• [Exercise prompt] Read the listing below and copy out every line that holds "гидроокиси".

• [Record excerpts]

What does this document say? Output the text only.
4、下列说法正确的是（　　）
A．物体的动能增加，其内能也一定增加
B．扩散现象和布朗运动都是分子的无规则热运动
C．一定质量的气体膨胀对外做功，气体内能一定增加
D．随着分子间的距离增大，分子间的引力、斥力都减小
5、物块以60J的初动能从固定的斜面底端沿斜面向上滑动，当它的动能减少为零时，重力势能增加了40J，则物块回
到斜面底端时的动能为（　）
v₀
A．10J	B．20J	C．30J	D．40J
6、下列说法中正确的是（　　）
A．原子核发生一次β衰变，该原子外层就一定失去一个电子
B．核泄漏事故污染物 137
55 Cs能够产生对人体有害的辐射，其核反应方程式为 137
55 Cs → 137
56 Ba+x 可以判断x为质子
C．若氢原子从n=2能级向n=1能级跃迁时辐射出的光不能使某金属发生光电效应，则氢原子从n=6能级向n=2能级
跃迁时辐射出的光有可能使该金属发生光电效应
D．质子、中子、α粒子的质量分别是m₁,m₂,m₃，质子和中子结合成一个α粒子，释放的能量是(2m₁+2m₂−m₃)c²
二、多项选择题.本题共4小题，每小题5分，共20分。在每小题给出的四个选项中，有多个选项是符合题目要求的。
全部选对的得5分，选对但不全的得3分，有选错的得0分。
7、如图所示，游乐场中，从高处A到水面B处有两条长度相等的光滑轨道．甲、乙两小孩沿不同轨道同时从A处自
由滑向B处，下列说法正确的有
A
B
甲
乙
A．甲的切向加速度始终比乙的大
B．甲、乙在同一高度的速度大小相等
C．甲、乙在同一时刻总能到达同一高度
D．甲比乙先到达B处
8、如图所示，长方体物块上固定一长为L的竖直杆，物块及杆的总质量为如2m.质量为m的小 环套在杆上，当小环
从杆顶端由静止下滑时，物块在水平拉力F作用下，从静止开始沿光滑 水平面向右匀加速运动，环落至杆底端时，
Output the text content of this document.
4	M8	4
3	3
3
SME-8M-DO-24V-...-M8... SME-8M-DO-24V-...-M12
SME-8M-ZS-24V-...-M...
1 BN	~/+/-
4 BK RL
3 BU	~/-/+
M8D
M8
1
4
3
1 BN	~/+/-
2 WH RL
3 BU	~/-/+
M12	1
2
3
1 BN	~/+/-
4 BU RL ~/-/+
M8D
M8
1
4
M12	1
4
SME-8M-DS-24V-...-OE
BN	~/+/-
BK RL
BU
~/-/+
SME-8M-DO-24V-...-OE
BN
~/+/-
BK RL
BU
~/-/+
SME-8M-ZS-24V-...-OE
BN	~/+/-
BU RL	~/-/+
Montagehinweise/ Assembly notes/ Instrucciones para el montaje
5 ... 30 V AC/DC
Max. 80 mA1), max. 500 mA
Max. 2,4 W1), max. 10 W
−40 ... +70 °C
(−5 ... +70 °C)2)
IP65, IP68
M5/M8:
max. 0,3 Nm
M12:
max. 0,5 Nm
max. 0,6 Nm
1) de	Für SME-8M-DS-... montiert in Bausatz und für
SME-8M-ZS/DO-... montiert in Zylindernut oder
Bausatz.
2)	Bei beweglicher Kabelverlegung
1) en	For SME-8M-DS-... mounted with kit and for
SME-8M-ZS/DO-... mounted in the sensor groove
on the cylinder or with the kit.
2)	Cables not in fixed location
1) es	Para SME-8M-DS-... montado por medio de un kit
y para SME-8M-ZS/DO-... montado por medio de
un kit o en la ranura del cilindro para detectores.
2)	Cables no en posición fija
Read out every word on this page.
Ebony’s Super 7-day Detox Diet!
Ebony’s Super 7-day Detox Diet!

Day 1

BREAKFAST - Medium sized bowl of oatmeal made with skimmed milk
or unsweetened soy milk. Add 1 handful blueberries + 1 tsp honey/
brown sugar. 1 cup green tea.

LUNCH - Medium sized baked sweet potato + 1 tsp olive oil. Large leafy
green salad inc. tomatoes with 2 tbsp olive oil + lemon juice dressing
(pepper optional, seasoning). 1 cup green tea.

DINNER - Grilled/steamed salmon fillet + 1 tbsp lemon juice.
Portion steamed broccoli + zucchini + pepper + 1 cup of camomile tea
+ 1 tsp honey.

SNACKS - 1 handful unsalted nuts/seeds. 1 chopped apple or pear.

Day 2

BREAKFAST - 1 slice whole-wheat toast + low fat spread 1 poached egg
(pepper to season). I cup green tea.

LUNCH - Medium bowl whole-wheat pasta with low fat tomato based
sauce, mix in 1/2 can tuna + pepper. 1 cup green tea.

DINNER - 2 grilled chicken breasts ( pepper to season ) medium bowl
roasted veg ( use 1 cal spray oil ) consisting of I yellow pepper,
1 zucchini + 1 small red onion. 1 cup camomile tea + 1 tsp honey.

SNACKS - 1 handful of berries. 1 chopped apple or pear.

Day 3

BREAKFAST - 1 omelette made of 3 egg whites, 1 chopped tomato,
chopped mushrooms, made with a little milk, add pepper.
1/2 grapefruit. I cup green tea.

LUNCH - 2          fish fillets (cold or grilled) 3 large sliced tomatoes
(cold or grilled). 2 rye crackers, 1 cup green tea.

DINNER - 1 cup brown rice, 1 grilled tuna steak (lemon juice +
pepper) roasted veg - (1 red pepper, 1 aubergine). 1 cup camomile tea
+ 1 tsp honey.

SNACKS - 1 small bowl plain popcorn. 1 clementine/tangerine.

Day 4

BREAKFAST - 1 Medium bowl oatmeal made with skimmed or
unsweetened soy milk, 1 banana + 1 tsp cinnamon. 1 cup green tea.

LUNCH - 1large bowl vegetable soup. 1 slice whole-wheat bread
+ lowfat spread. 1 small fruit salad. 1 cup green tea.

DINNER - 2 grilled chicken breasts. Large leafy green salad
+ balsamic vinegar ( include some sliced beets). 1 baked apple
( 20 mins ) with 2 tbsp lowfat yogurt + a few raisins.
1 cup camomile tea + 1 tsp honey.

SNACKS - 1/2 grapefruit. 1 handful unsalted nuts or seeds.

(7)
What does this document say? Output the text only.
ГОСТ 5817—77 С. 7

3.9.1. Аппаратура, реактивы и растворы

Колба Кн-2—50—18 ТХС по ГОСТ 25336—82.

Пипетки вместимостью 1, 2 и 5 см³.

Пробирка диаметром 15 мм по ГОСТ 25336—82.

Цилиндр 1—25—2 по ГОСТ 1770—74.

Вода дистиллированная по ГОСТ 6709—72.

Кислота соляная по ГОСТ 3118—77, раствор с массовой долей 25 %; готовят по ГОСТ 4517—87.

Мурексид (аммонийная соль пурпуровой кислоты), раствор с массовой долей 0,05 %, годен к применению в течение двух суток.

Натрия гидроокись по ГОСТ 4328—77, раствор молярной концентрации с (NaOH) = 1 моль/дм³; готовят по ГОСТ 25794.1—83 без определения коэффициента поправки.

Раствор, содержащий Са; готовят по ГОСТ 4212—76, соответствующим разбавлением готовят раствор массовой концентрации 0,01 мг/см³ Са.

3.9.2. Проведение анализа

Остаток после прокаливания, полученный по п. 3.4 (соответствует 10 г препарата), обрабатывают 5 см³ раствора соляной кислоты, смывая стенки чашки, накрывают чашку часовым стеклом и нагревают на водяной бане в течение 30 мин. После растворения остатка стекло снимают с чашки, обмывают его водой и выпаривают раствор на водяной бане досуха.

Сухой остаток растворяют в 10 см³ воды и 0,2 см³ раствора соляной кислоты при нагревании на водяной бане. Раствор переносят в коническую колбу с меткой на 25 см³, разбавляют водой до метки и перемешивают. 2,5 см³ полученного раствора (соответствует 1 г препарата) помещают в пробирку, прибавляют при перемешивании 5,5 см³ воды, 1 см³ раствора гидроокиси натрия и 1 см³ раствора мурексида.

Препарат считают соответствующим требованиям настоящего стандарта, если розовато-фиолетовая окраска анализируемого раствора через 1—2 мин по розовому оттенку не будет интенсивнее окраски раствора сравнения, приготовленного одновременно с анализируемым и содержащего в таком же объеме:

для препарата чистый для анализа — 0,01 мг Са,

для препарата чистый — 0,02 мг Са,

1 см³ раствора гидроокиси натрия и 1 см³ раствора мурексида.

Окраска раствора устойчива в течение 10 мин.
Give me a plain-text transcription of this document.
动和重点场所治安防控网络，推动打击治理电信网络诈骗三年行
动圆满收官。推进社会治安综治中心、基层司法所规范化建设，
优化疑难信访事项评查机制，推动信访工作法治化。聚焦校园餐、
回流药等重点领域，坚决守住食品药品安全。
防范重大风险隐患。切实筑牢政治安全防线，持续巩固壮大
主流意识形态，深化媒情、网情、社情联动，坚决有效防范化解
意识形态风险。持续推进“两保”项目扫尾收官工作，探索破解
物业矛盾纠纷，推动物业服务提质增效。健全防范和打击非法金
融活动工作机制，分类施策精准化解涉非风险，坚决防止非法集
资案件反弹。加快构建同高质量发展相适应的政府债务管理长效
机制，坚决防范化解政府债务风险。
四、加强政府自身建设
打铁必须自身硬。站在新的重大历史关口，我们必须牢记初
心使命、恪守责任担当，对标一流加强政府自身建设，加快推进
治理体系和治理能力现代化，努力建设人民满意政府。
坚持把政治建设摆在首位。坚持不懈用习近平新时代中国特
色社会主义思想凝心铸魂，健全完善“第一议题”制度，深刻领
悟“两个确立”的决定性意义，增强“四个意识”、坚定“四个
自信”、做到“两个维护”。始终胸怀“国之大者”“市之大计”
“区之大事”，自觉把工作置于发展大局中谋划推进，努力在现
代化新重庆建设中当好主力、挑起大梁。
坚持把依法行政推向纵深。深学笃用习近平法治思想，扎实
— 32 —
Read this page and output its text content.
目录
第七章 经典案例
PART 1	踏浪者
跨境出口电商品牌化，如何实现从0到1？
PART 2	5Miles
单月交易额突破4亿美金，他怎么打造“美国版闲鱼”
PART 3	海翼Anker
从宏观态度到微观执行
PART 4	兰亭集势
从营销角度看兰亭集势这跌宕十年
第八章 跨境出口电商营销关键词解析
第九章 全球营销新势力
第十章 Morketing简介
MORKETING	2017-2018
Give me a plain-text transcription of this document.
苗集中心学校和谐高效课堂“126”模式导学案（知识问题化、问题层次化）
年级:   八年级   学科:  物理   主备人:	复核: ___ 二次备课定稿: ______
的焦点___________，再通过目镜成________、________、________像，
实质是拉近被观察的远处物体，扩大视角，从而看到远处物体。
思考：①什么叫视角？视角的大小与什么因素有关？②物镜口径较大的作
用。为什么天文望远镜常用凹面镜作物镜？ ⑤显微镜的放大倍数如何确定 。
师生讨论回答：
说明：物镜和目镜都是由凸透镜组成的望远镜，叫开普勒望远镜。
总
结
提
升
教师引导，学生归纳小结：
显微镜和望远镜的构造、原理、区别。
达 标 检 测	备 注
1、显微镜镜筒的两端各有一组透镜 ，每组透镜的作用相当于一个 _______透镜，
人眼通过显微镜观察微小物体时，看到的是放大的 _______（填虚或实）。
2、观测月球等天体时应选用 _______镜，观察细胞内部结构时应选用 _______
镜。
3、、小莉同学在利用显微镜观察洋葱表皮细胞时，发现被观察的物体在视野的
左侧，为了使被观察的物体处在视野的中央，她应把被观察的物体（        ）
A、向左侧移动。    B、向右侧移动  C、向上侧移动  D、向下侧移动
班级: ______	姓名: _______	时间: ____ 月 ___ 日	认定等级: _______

• [Result of this task]
Сухой остаток растворяют в 10 см³ воды и 0,2 см³ раствора соляной кислоты при нагревании на водяной бане. Раствор переносят в коническую колбу с меткой на 25 см³, разбавляют водой до метки и перемешивают. 2,5 см³ полученного раствора (соответствует 1 г препарата) помещают в пробирку, прибавляют при перемешивании 5,5 см³ воды, 1 см³ раствора гидроокиси натрия и 1 см³ раствора мурексида.
1 см³ раствора гидроокиси натрия и 1 см³ раствора мурексида.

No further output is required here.